# [Goal]
Pull out every line of the listing below where "color" appears.

** start **

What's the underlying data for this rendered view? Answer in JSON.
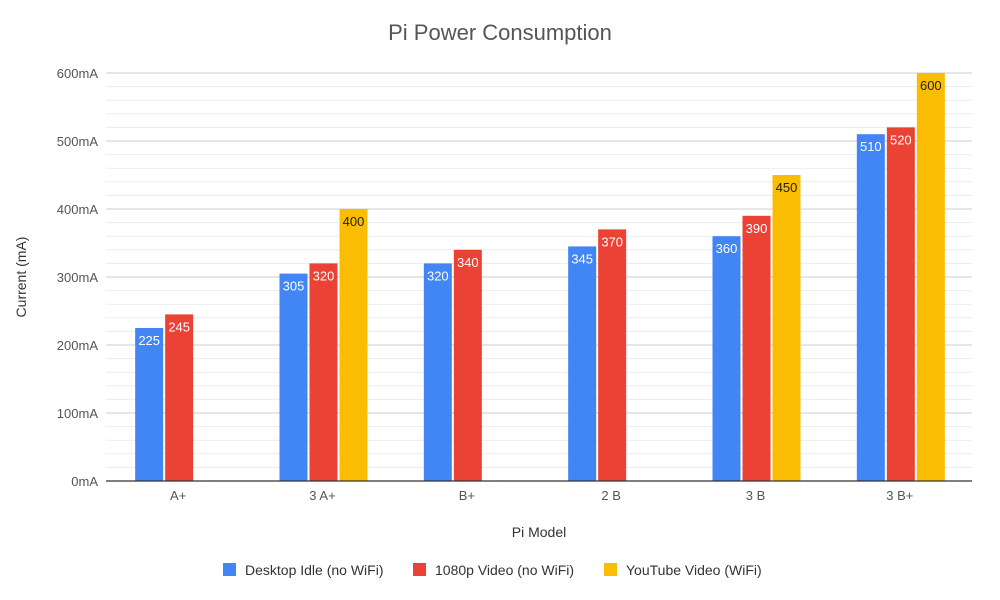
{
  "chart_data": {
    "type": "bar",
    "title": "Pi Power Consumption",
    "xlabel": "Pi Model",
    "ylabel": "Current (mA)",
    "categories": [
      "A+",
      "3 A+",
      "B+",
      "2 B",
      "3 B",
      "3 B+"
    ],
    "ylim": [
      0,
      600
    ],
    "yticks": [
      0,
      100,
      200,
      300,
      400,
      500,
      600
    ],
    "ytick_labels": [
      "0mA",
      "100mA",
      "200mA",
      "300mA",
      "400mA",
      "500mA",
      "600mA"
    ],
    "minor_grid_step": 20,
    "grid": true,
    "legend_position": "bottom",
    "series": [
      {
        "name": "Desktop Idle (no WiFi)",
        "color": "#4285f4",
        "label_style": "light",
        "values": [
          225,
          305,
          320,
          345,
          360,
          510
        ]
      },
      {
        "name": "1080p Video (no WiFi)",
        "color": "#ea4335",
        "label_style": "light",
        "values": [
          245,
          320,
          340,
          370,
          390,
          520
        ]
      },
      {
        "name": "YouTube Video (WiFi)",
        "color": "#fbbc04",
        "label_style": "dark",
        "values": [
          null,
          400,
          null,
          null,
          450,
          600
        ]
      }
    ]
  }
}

** end **

# [Answer for the task]
        "color": "#4285f4",
        "color": "#ea4335",
        "color": "#fbbc04",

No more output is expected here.